## Instructions for the task
Rewrite all the items below, replacing "bboxes" with "bounding boxes" wherever it occurs and leaving everything else unchanged. Omit the pictures from your answer.

## Exercise data
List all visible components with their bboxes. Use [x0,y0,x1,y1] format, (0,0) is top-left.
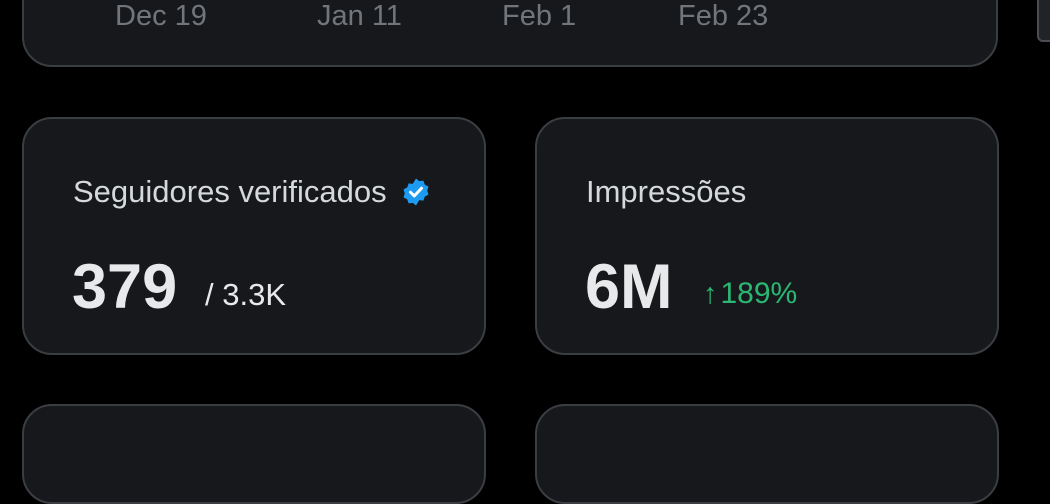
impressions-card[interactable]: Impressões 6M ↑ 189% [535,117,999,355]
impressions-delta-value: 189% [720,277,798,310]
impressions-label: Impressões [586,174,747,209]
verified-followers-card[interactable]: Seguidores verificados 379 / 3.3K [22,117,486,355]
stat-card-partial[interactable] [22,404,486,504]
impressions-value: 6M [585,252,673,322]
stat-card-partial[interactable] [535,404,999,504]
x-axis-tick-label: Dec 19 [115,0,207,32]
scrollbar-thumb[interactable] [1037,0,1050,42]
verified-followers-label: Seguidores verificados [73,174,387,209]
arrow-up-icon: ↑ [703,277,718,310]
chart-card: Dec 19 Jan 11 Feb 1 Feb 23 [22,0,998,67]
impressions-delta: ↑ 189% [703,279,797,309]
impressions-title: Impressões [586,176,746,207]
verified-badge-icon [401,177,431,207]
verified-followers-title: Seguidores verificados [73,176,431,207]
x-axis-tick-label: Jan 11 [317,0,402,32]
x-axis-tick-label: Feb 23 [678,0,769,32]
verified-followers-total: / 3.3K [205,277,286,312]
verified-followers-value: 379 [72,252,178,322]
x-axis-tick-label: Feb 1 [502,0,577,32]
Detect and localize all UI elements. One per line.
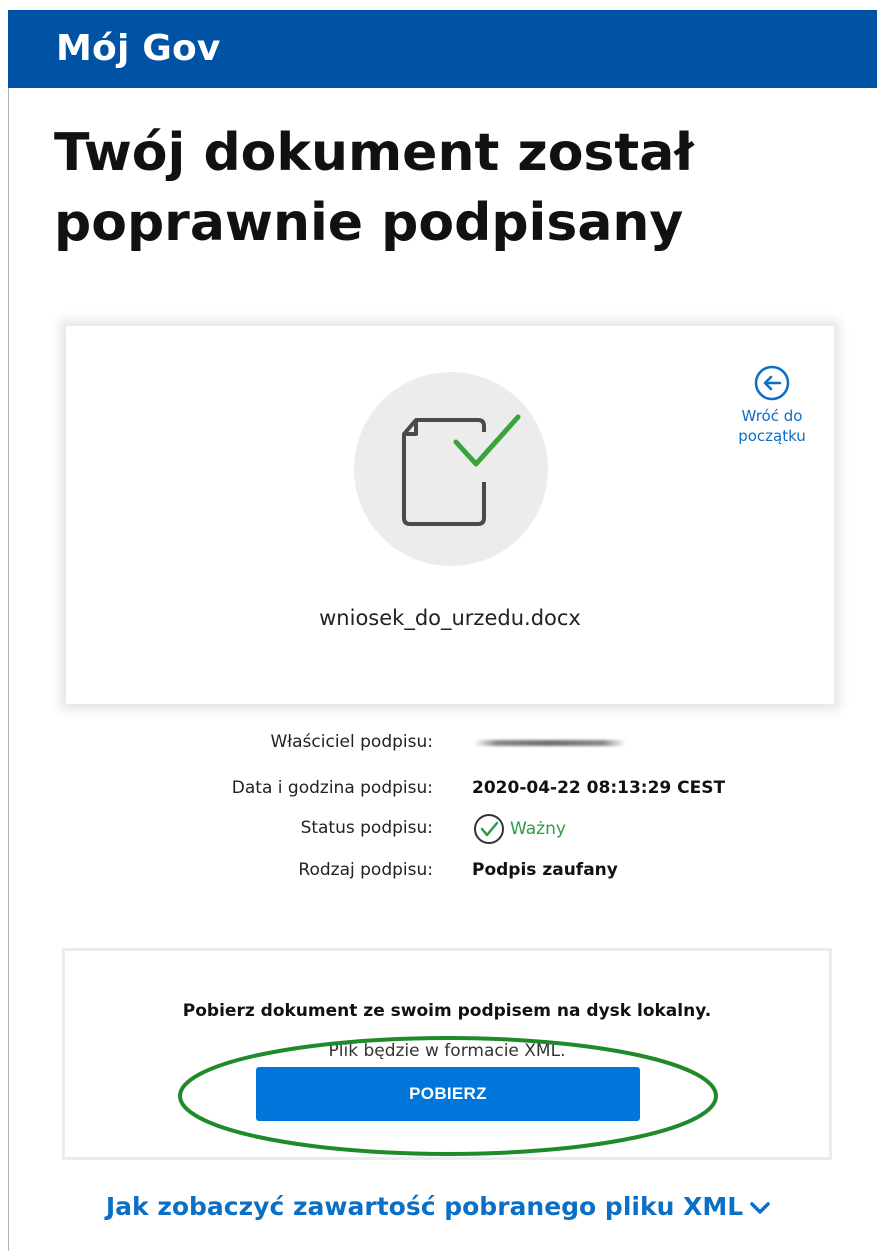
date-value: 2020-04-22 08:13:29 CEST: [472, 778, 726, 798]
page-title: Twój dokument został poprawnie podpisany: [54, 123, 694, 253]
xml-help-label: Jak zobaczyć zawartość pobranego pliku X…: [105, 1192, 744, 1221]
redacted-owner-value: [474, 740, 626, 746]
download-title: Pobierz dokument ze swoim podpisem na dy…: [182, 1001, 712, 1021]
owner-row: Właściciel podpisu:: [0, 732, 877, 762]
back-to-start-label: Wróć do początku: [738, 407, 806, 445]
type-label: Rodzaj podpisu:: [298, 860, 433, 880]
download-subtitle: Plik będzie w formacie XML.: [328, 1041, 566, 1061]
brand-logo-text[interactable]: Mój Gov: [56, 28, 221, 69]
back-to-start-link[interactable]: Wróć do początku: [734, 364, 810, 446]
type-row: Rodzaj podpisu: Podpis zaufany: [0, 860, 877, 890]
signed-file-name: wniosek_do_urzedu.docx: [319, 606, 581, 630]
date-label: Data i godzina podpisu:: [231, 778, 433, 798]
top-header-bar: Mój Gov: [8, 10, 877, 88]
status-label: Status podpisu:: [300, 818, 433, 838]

## Answer for this exercise
List all visible components with their bounding boxes. Use [x0,y0,x1,y1] format, (0,0) is top-left.
impressions-card[interactable]: Impressões 6M ↑ 189% [535,117,999,355]
impressions-delta-value: 189% [720,277,798,310]
impressions-label: Impressões [586,174,747,209]
verified-followers-card[interactable]: Seguidores verificados 379 / 3.3K [22,117,486,355]
stat-card-partial[interactable] [22,404,486,504]
impressions-value: 6M [585,252,673,322]
stat-card-partial[interactable] [535,404,999,504]
x-axis-tick-label: Dec 19 [115,0,207,32]
scrollbar-thumb[interactable] [1037,0,1050,42]
verified-followers-label: Seguidores verificados [73,174,387,209]
arrow-up-icon: ↑ [703,277,718,310]
chart-card: Dec 19 Jan 11 Feb 1 Feb 23 [22,0,998,67]
impressions-delta: ↑ 189% [703,279,797,309]
impressions-title: Impressões [586,176,746,207]
verified-badge-icon [401,177,431,207]
verified-followers-title: Seguidores verificados [73,176,431,207]
x-axis-tick-label: Jan 11 [317,0,402,32]
x-axis-tick-label: Feb 23 [678,0,769,32]
verified-followers-total: / 3.3K [205,277,286,312]
verified-followers-value: 379 [72,252,178,322]
x-axis-tick-label: Feb 1 [502,0,577,32]
Detect and localize all UI elements. One per line.
date-value: 2020-04-22 08:13:29 CEST: [472, 778, 726, 798]
page-title: Twój dokument został poprawnie podpisany: [54, 123, 694, 253]
xml-help-label: Jak zobaczyć zawartość pobranego pliku X…: [105, 1192, 744, 1221]
redacted-owner-value: [474, 740, 626, 746]
download-title: Pobierz dokument ze swoim podpisem na dy…: [182, 1001, 712, 1021]
owner-row: Właściciel podpisu:: [0, 732, 877, 762]
back-to-start-label: Wróć do początku: [738, 407, 806, 445]
type-label: Rodzaj podpisu:: [298, 860, 433, 880]
download-subtitle: Plik będzie w formacie XML.: [328, 1041, 566, 1061]
brand-logo-text[interactable]: Mój Gov: [56, 28, 221, 69]
back-to-start-link[interactable]: Wróć do początku: [734, 364, 810, 446]
type-row: Rodzaj podpisu: Podpis zaufany: [0, 860, 877, 890]
signed-file-name: wniosek_do_urzedu.docx: [319, 606, 581, 630]
date-label: Data i godzina podpisu:: [231, 778, 433, 798]
top-header-bar: Mój Gov: [8, 10, 877, 88]
status-label: Status podpisu:: [300, 818, 433, 838]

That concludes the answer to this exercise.